SOURCE DOCUMENT:
+ + + + +

Contributing

Contributions are welcome, and they are greatly appreciated! Every little bit helps, and credit will always be given.

Bug reports

When reporting a bug please include:

  • Your operating system name and version.
  • Any details about your local setup that might be helpful in troubleshooting.
  • Detailed steps to reproduce the bug.

Documentation improvements

The Open API Specifications Advanced Python Introspection library could always use more documentation, whether as part of the official The Open API Specifications Advanced Python Introspection library docs, in docstrings, or even on the web in blog posts, articles, and such.

Feature requests and feedback

The best way to send feedback is to file an issue at https://github.com/sdementen/oasapi/issues.

If you are proposing a feature:

  • Explain in detail how it would work.
  • Keep the scope as narrow as possible, to make it easier to implement.
  • Remember that this is a volunteer-driven project, and that code contributions are welcome :)

Development

To set up oasapi for local development:

  1. Fork oasapi (look for the “Fork” button).

  2. Clone your fork locally:

    git clone git@github.com:sdementen/oasapi.git
    
  3. Create a branch for local development:

    git checkout -b name-of-your-bugfix-or-feature
    

    Now you can make your changes locally.

  4. When you’re done making changes run all the checks and docs builder with tox one command:

    tox
    
  5. Commit your changes and push your branch to GitHub:

    git add .
    git commit -m "Your detailed description of your changes."
    git push origin name-of-your-bugfix-or-feature
    
  6. Submit a pull request through the GitHub website.

+ + + + +

DATA LINES:
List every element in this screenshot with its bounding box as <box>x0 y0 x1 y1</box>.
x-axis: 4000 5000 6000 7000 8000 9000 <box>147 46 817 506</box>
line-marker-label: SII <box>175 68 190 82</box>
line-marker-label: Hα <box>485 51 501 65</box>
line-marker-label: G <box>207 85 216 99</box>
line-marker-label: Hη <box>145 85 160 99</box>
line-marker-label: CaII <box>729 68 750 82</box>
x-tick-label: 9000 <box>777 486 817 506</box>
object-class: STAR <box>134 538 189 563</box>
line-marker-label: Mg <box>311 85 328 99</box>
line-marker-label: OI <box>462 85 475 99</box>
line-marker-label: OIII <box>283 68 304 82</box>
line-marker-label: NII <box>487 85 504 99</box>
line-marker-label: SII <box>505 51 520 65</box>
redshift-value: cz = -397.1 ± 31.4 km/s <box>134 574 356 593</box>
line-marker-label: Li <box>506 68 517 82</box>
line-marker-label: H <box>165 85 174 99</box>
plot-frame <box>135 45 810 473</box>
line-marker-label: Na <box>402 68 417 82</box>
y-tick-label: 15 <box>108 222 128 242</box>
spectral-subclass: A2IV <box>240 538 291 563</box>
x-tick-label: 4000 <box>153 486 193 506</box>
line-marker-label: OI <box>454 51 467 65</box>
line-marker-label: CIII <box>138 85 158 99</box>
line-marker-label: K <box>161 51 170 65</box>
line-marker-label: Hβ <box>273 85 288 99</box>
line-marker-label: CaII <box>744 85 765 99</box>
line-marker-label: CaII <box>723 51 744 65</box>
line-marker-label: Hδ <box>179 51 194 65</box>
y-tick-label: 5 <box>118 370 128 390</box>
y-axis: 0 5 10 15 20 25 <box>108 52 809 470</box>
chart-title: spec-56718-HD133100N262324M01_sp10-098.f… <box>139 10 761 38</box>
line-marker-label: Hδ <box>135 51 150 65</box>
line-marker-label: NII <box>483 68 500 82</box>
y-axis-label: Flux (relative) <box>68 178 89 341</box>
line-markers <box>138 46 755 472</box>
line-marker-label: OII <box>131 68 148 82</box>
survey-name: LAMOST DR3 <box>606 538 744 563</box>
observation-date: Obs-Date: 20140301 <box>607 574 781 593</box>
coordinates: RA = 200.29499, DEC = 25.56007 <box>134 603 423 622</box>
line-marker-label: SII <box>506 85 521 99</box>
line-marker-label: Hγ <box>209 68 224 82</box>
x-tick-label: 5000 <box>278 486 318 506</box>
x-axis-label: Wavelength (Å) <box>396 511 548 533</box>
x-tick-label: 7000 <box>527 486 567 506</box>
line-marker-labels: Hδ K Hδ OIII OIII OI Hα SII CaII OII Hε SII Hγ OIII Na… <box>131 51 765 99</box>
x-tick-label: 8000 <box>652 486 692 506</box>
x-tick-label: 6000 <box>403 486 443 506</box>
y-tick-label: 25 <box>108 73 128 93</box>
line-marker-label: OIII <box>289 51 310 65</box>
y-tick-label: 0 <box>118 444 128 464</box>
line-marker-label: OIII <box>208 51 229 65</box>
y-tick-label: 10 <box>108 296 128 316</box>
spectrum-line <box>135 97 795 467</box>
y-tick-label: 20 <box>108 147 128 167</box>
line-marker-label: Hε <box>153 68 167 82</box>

+ + + + +

REQUIRED TASK 1: From the contributing guide, output the passage that begins at the words "The best way" and stops after "it would work.".
REQUIRED TASK 2: Why does the contributing guide say a feature proposal should keep its scope as narrow as possible?
REQUIRED TASK 3: According to the contributing guide, what is the best way to send feedback?
The entries were taken from a separate source and have no connection to the contributing guide.

TASK ANSWER 1:
The best way to send feedback is to file an issue at https://github.com/sdementen/oasapi/issues.

If you are proposing a feature:

  • Explain in detail how it would work.

TASK ANSWER 2: A narrow scope makes the feature easier to implement.

TASK ANSWER 3: File an issue at https://github.com/sdementen/oasapi/issues.